Stored records

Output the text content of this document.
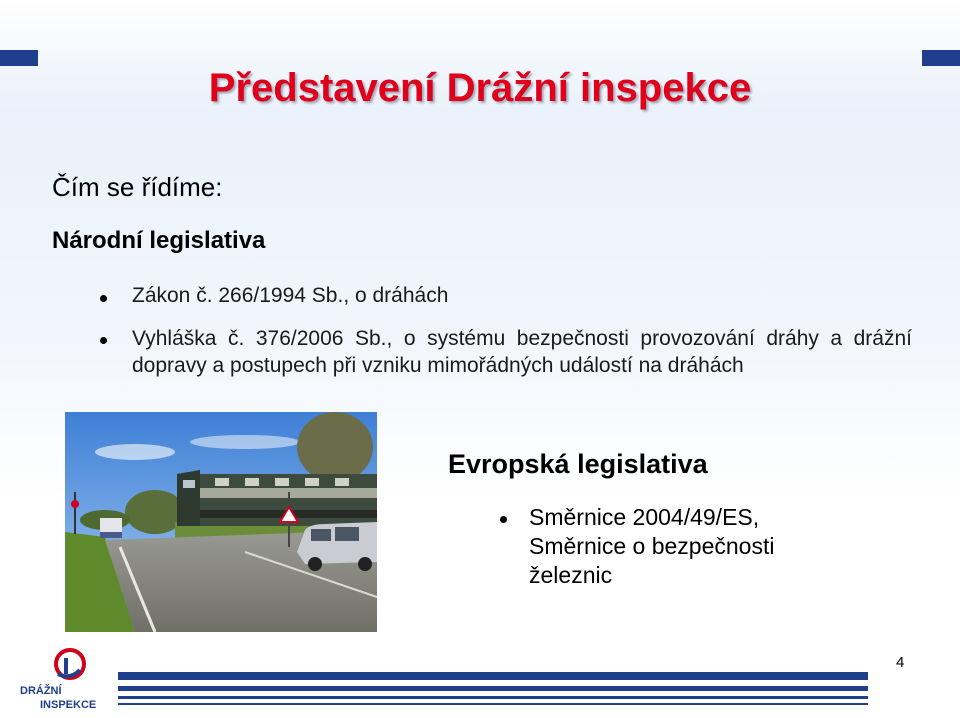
Představení Drážní inspekce
Čím se řídíme:
Národní legislativa
Zákon č. 266/1994 Sb., o dráhách
Vyhláška č. 376/2006 Sb., o systému bezpečnosti provozování dráhy a drážní dopravy a postupech při vzniku mimořádných událostí na dráhách
Evropská legislativa
Směrnice 2004/49/ES, Směrnice o bezpečnosti železnic
4
DRÁŽNÍ
INSPEKCE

Aim
Keep the pictures out of the copy and return the rest of the data above exactly.

Response
Output the text content of this document.
Představení Drážní inspekce
Čím se řídíme:
Národní legislativa
Zákon č. 266/1994 Sb., o dráhách
Vyhláška č. 376/2006 Sb., o systému bezpečnosti provozování dráhy a drážní dopravy a postupech při vzniku mimořádných událostí na dráhách
Evropská legislativa
Směrnice 2004/49/ES, Směrnice o bezpečnosti železnic
4
DRÁŽNÍ
INSPEKCE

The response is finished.